:: Dataset ::
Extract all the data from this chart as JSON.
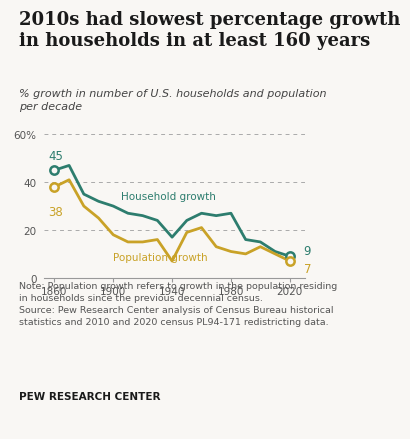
{
  "title": "2010s had slowest percentage growth\nin households in at least 160 years",
  "subtitle": "% growth in number of U.S. households and population\nper decade",
  "note": "Note: Population growth refers to growth in the population residing\nin households since the previous decennial census.\nSource: Pew Research Center analysis of Census Bureau historical\nstatistics and 2010 and 2020 census PL94-171 redistricting data.",
  "footer": "PEW RESEARCH CENTER",
  "household_years": [
    1860,
    1870,
    1880,
    1890,
    1900,
    1910,
    1920,
    1930,
    1940,
    1950,
    1960,
    1970,
    1980,
    1990,
    2000,
    2010,
    2020
  ],
  "household_values": [
    45,
    47,
    35,
    32,
    30,
    27,
    26,
    24,
    17,
    24,
    27,
    26,
    27,
    16,
    15,
    11,
    9
  ],
  "population_years": [
    1860,
    1870,
    1880,
    1890,
    1900,
    1910,
    1920,
    1930,
    1940,
    1950,
    1960,
    1970,
    1980,
    1990,
    2000,
    2010,
    2020
  ],
  "population_values": [
    38,
    41,
    30,
    25,
    18,
    15,
    15,
    16,
    7,
    19,
    21,
    13,
    11,
    10,
    13,
    10,
    7
  ],
  "household_color": "#2d7d6e",
  "population_color": "#c9a227",
  "ylim": [
    0,
    65
  ],
  "yticks": [
    0,
    20,
    40,
    60
  ],
  "background_color": "#f9f7f4",
  "grid_color": "#aaaaaa",
  "title_fontsize": 13.0,
  "subtitle_fontsize": 8.0,
  "note_fontsize": 6.8,
  "footer_fontsize": 7.5
}
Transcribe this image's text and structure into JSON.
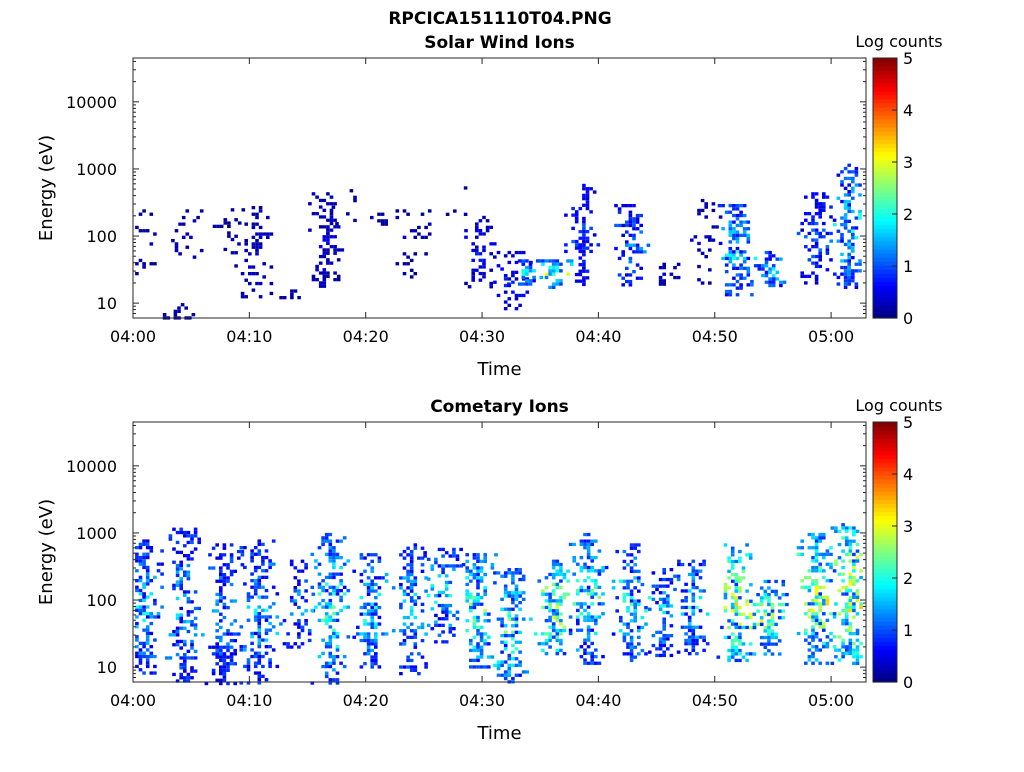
{
  "figure": {
    "title": "RPCICA151110T04.PNG"
  },
  "chart_data": [
    {
      "type": "heatmap",
      "title": "Solar Wind Ions",
      "xlabel": "Time",
      "ylabel": "Energy (eV)",
      "x_ticks": [
        "04:00",
        "04:10",
        "04:20",
        "04:30",
        "04:40",
        "04:50",
        "05:00"
      ],
      "x_range_minutes": [
        0,
        63
      ],
      "y_scale": "log",
      "y_range": [
        6,
        45000
      ],
      "y_ticks": [
        "10",
        "100",
        "1000",
        "10000"
      ],
      "colorbar": {
        "label": "Log counts",
        "range": [
          0,
          5
        ],
        "ticks": [
          "0",
          "1",
          "2",
          "3",
          "4",
          "5"
        ],
        "colormap": "jet"
      },
      "clusters": [
        {
          "t": 0.8,
          "e": [
            25,
            250
          ],
          "dens": 0.3,
          "lvl": 0.2
        },
        {
          "t": 3.8,
          "e": [
            6,
            10
          ],
          "dens": 0.6,
          "lvl": 0.2
        },
        {
          "t": 4.2,
          "e": [
            50,
            250
          ],
          "dens": 0.3,
          "lvl": 0.3
        },
        {
          "t": 8.4,
          "e": [
            35,
            260
          ],
          "dens": 0.2,
          "lvl": 0.2
        },
        {
          "t": 10.5,
          "e": [
            12,
            280
          ],
          "dens": 0.3,
          "lvl": 0.3
        },
        {
          "t": 13.5,
          "e": [
            12,
            16
          ],
          "dens": 0.6,
          "lvl": 0.2
        },
        {
          "t": 16.6,
          "e": [
            18,
            450
          ],
          "dens": 0.5,
          "lvl": 0.35
        },
        {
          "t": 18.0,
          "e": [
            150,
            500
          ],
          "dens": 0.2,
          "lvl": 0.2
        },
        {
          "t": 21.3,
          "e": [
            150,
            250
          ],
          "dens": 0.3,
          "lvl": 0.2
        },
        {
          "t": 23.8,
          "e": [
            25,
            250
          ],
          "dens": 0.2,
          "lvl": 0.2
        },
        {
          "t": 27.5,
          "e": [
            200,
            550
          ],
          "dens": 0.2,
          "lvl": 0.2
        },
        {
          "t": 29.7,
          "e": [
            18,
            200
          ],
          "dens": 0.4,
          "lvl": 0.5
        },
        {
          "t": 32.5,
          "e": [
            8,
            60
          ],
          "dens": 0.4,
          "lvl": 0.5
        },
        {
          "t": 33.7,
          "e": [
            20,
            45
          ],
          "dens": 0.7,
          "lvl": 1.2
        },
        {
          "t": 36.0,
          "e": [
            18,
            45
          ],
          "dens": 0.7,
          "lvl": 1.8
        },
        {
          "t": 38.6,
          "e": [
            18,
            600
          ],
          "dens": 0.5,
          "lvl": 0.7
        },
        {
          "t": 42.6,
          "e": [
            18,
            300
          ],
          "dens": 0.5,
          "lvl": 0.9
        },
        {
          "t": 45.5,
          "e": [
            20,
            40
          ],
          "dens": 0.3,
          "lvl": 0.3
        },
        {
          "t": 48.8,
          "e": [
            20,
            400
          ],
          "dens": 0.2,
          "lvl": 0.3
        },
        {
          "t": 51.8,
          "e": [
            14,
            300
          ],
          "dens": 0.6,
          "lvl": 1.3
        },
        {
          "t": 54.6,
          "e": [
            18,
            60
          ],
          "dens": 0.6,
          "lvl": 1.3
        },
        {
          "t": 58.6,
          "e": [
            20,
            450
          ],
          "dens": 0.5,
          "lvl": 0.8
        },
        {
          "t": 61.4,
          "e": [
            18,
            1200
          ],
          "dens": 0.6,
          "lvl": 1.3
        }
      ]
    },
    {
      "type": "heatmap",
      "title": "Cometary Ions",
      "xlabel": "Time",
      "ylabel": "Energy (eV)",
      "x_ticks": [
        "04:00",
        "04:10",
        "04:20",
        "04:30",
        "04:40",
        "04:50",
        "05:00"
      ],
      "x_range_minutes": [
        0,
        63
      ],
      "y_scale": "log",
      "y_range": [
        6,
        45000
      ],
      "y_ticks": [
        "10",
        "100",
        "1000",
        "10000"
      ],
      "colorbar": {
        "label": "Log counts",
        "range": [
          0,
          5
        ],
        "ticks": [
          "0",
          "1",
          "2",
          "3",
          "4",
          "5"
        ],
        "colormap": "jet"
      },
      "clusters": [
        {
          "t": 0.8,
          "e": [
            8,
            800
          ],
          "dens": 0.65,
          "lvl": 1.2
        },
        {
          "t": 4.3,
          "e": [
            6,
            1200
          ],
          "dens": 0.55,
          "lvl": 1.1
        },
        {
          "t": 7.7,
          "e": [
            6,
            700
          ],
          "dens": 0.55,
          "lvl": 1.0
        },
        {
          "t": 10.7,
          "e": [
            6,
            800
          ],
          "dens": 0.55,
          "lvl": 1.2
        },
        {
          "t": 14.1,
          "e": [
            20,
            400
          ],
          "dens": 0.5,
          "lvl": 1.0
        },
        {
          "t": 16.8,
          "e": [
            6,
            1000
          ],
          "dens": 0.6,
          "lvl": 1.5
        },
        {
          "t": 20.4,
          "e": [
            10,
            500
          ],
          "dens": 0.55,
          "lvl": 1.3
        },
        {
          "t": 23.8,
          "e": [
            8,
            700
          ],
          "dens": 0.5,
          "lvl": 1.2
        },
        {
          "t": 26.5,
          "e": [
            25,
            600
          ],
          "dens": 0.5,
          "lvl": 1.3
        },
        {
          "t": 29.5,
          "e": [
            10,
            500
          ],
          "dens": 0.6,
          "lvl": 1.6
        },
        {
          "t": 32.5,
          "e": [
            6,
            300
          ],
          "dens": 0.6,
          "lvl": 1.6
        },
        {
          "t": 36.0,
          "e": [
            15,
            400
          ],
          "dens": 0.6,
          "lvl": 2.0
        },
        {
          "t": 39.0,
          "e": [
            12,
            1000
          ],
          "dens": 0.6,
          "lvl": 1.5
        },
        {
          "t": 42.7,
          "e": [
            12,
            700
          ],
          "dens": 0.6,
          "lvl": 1.4
        },
        {
          "t": 45.5,
          "e": [
            15,
            300
          ],
          "dens": 0.55,
          "lvl": 1.2
        },
        {
          "t": 48.0,
          "e": [
            15,
            400
          ],
          "dens": 0.55,
          "lvl": 1.3
        },
        {
          "t": 51.7,
          "e": [
            12,
            700
          ],
          "dens": 0.65,
          "lvl": 2.0
        },
        {
          "t": 54.5,
          "e": [
            15,
            200
          ],
          "dens": 0.6,
          "lvl": 1.8
        },
        {
          "t": 58.6,
          "e": [
            12,
            1000
          ],
          "dens": 0.65,
          "lvl": 2.0
        },
        {
          "t": 61.5,
          "e": [
            12,
            1400
          ],
          "dens": 0.7,
          "lvl": 2.2
        }
      ]
    }
  ]
}
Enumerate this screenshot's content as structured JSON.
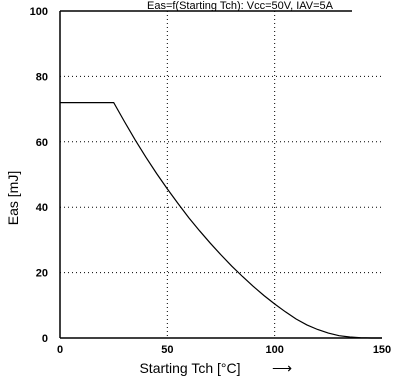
{
  "chart_data": {
    "type": "line",
    "title": "Eas=f(Starting Tch): Vcc=50V, IAV=5A",
    "xlabel": "Starting Tch [°C]",
    "xlabel_arrow": "⟶",
    "ylabel": "Eas [mJ]",
    "xlim": [
      0,
      150
    ],
    "ylim": [
      0,
      100
    ],
    "x_ticks": [
      0,
      50,
      100,
      150
    ],
    "y_ticks": [
      0,
      20,
      40,
      60,
      80,
      100
    ],
    "grid": true,
    "legend": "none",
    "series": [
      {
        "x": [
          0,
          5,
          10,
          15,
          20,
          25,
          30,
          35,
          40,
          45,
          50,
          55,
          60,
          65,
          70,
          75,
          80,
          85,
          90,
          95,
          100,
          105,
          110,
          115,
          120,
          125,
          130,
          135,
          140,
          145,
          150
        ],
        "y": [
          72,
          72,
          72,
          72,
          72,
          72,
          66.2,
          60.6,
          55.3,
          50.3,
          45.6,
          41.1,
          36.8,
          32.8,
          29.0,
          25.4,
          22.0,
          18.8,
          15.8,
          13.0,
          10.4,
          8.0,
          5.8,
          4.0,
          2.6,
          1.5,
          0.7,
          0.3,
          0.1,
          0.0,
          0.0
        ],
        "color": "#000000"
      }
    ]
  }
}
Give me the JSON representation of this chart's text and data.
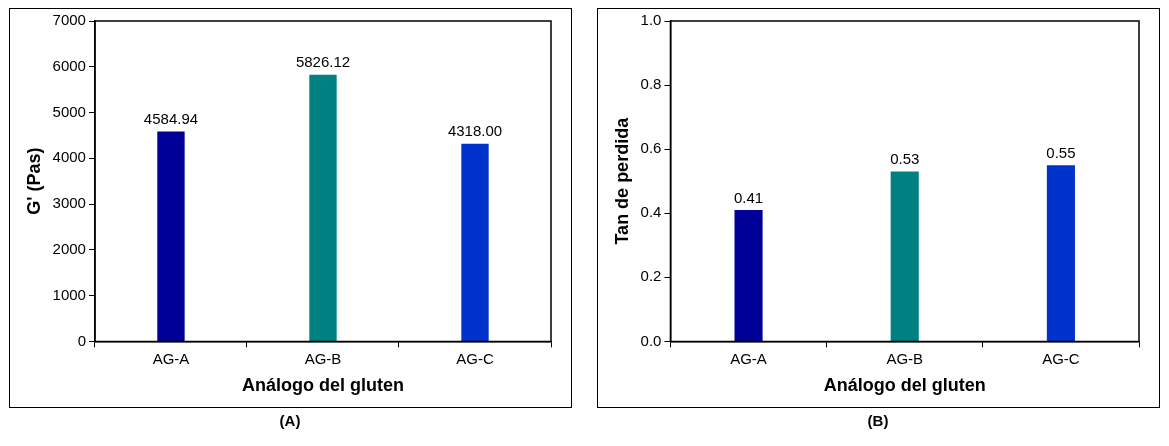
:::
- Exercise aim
Search the data above for the word "this", then gather each line in which it appears.

- Written solution
Extract all the data from this chart as JSON.
Transcribe this image's text and structure into JSON.
Enumerate this screenshot's content as structured JSON.
Give me the JSON representation of this chart's text and data.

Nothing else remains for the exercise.